● Given exercise
Omit the pictures and output every entry below exactly as written.

● Listed records
# # # # #

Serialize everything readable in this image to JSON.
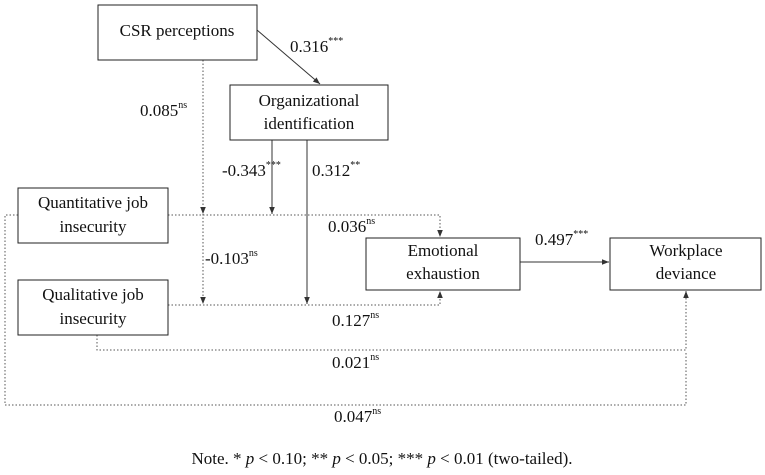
{
  "nodes": [
    {
      "lines": [
        "CSR perceptions"
      ]
    },
    {
      "lines": [
        "Organizational",
        "identification"
      ]
    },
    {
      "lines": [
        "Quantitative job",
        "insecurity"
      ]
    },
    {
      "lines": [
        "Qualitative job",
        "insecurity"
      ]
    },
    {
      "lines": [
        "Emotional",
        "exhaustion"
      ]
    },
    {
      "lines": [
        "Workplace",
        "deviance"
      ]
    }
  ],
  "edges": [
    {
      "coefficient": 0.316,
      "significance": "***"
    },
    {
      "coefficient": 0.085,
      "significance": "ns"
    },
    {
      "coefficient": -0.343,
      "significance": "***"
    },
    {
      "coefficient": 0.312,
      "significance": "**"
    },
    {
      "coefficient": 0.036,
      "significance": "ns"
    },
    {
      "coefficient": -0.103,
      "significance": "ns"
    },
    {
      "coefficient": 0.127,
      "significance": "ns"
    },
    {
      "coefficient": 0.497,
      "significance": "***"
    },
    {
      "coefficient": 0.021,
      "significance": "ns"
    },
    {
      "coefficient": 0.047,
      "significance": "ns"
    }
  ],
  "note": [
    "Note. * ",
    "p",
    " < 0.10; ** ",
    "p",
    " < 0.05; *** ",
    "p",
    " < 0.01 (two-tailed)."
  ]
}
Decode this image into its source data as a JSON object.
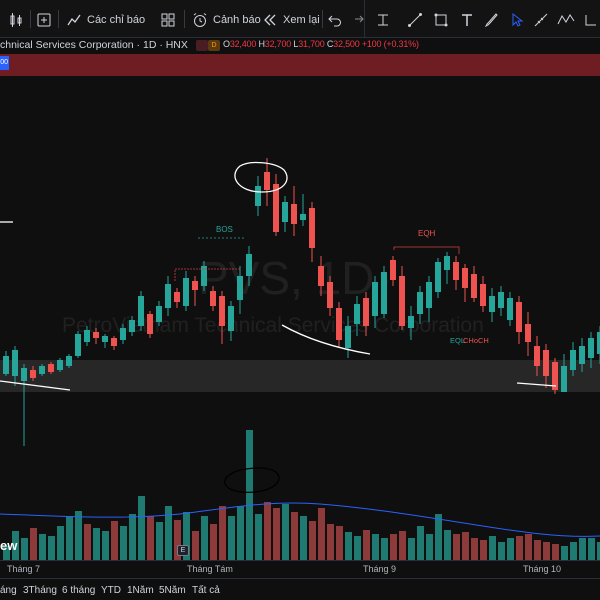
{
  "toolbar": {
    "indicators_label": "Các chỉ báo",
    "alerts_label": "Cảnh báo",
    "replay_label": "Xem lại"
  },
  "symbol": {
    "name": "chnical Services Corporation · 1D · HNX",
    "dot1": "",
    "dot2": "D",
    "o_label": "O",
    "o_value": "32,400",
    "h_label": "H",
    "h_value": "32,700",
    "l_label": "L",
    "l_value": "31,700",
    "c_label": "C",
    "c_value": "32,500",
    "change": "+100 (+0.31%)",
    "side_tag": "00"
  },
  "watermark": {
    "ticker": "PVS, 1D",
    "company": "PetroVietnam Technical Services Corporation"
  },
  "annotations": {
    "bos": "BOS",
    "eqh": "EQH",
    "eql": "EQL",
    "choch": "CHoCH"
  },
  "chart_data": {
    "type": "candlestick",
    "x_labels": [
      "Tháng 7",
      "Tháng Tám",
      "Tháng 9",
      "Tháng 10"
    ],
    "colors": {
      "up": "#26a69a",
      "down": "#ef5350",
      "volume_up": "#1f7a72",
      "volume_down": "#8c3a3a",
      "ma": "#2962ff"
    }
  },
  "bottom": {
    "view_label": "ew",
    "e_badge": "E"
  },
  "ranges": [
    "áng",
    "3Tháng",
    "6 tháng",
    "YTD",
    "1Năm",
    "5Năm",
    "Tất cả"
  ],
  "colors": {
    "background": "#0f0f0f",
    "header_band": "#6e1d22",
    "accent_blue": "#2962ff"
  }
}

# # # # #

● Answer for the task
Serialize everything readable in this image to JSON.
{
  "nodes": [
    {
      "lines": [
        "CSR perceptions"
      ]
    },
    {
      "lines": [
        "Organizational",
        "identification"
      ]
    },
    {
      "lines": [
        "Quantitative job",
        "insecurity"
      ]
    },
    {
      "lines": [
        "Qualitative job",
        "insecurity"
      ]
    },
    {
      "lines": [
        "Emotional",
        "exhaustion"
      ]
    },
    {
      "lines": [
        "Workplace",
        "deviance"
      ]
    }
  ],
  "edges": [
    {
      "coefficient": 0.316,
      "significance": "***"
    },
    {
      "coefficient": 0.085,
      "significance": "ns"
    },
    {
      "coefficient": -0.343,
      "significance": "***"
    },
    {
      "coefficient": 0.312,
      "significance": "**"
    },
    {
      "coefficient": 0.036,
      "significance": "ns"
    },
    {
      "coefficient": -0.103,
      "significance": "ns"
    },
    {
      "coefficient": 0.127,
      "significance": "ns"
    },
    {
      "coefficient": 0.497,
      "significance": "***"
    },
    {
      "coefficient": 0.021,
      "significance": "ns"
    },
    {
      "coefficient": 0.047,
      "significance": "ns"
    }
  ],
  "note": [
    "Note. * ",
    "p",
    " < 0.10; ** ",
    "p",
    " < 0.05; *** ",
    "p",
    " < 0.01 (two-tailed)."
  ]
}
Decode this image into its source data as a JSON object.
{
  "toolbar": {
    "indicators_label": "Các chỉ báo",
    "alerts_label": "Cảnh báo",
    "replay_label": "Xem lại"
  },
  "symbol": {
    "name": "chnical Services Corporation · 1D · HNX",
    "dot1": "",
    "dot2": "D",
    "o_label": "O",
    "o_value": "32,400",
    "h_label": "H",
    "h_value": "32,700",
    "l_label": "L",
    "l_value": "31,700",
    "c_label": "C",
    "c_value": "32,500",
    "change": "+100 (+0.31%)",
    "side_tag": "00"
  },
  "watermark": {
    "ticker": "PVS, 1D",
    "company": "PetroVietnam Technical Services Corporation"
  },
  "annotations": {
    "bos": "BOS",
    "eqh": "EQH",
    "eql": "EQL",
    "choch": "CHoCH"
  },
  "chart_data": {
    "type": "candlestick",
    "x_labels": [
      "Tháng 7",
      "Tháng Tám",
      "Tháng 9",
      "Tháng 10"
    ],
    "colors": {
      "up": "#26a69a",
      "down": "#ef5350",
      "volume_up": "#1f7a72",
      "volume_down": "#8c3a3a",
      "ma": "#2962ff"
    }
  },
  "bottom": {
    "view_label": "ew",
    "e_badge": "E"
  },
  "ranges": [
    "áng",
    "3Tháng",
    "6 tháng",
    "YTD",
    "1Năm",
    "5Năm",
    "Tất cả"
  ],
  "colors": {
    "background": "#0f0f0f",
    "header_band": "#6e1d22",
    "accent_blue": "#2962ff"
  }
}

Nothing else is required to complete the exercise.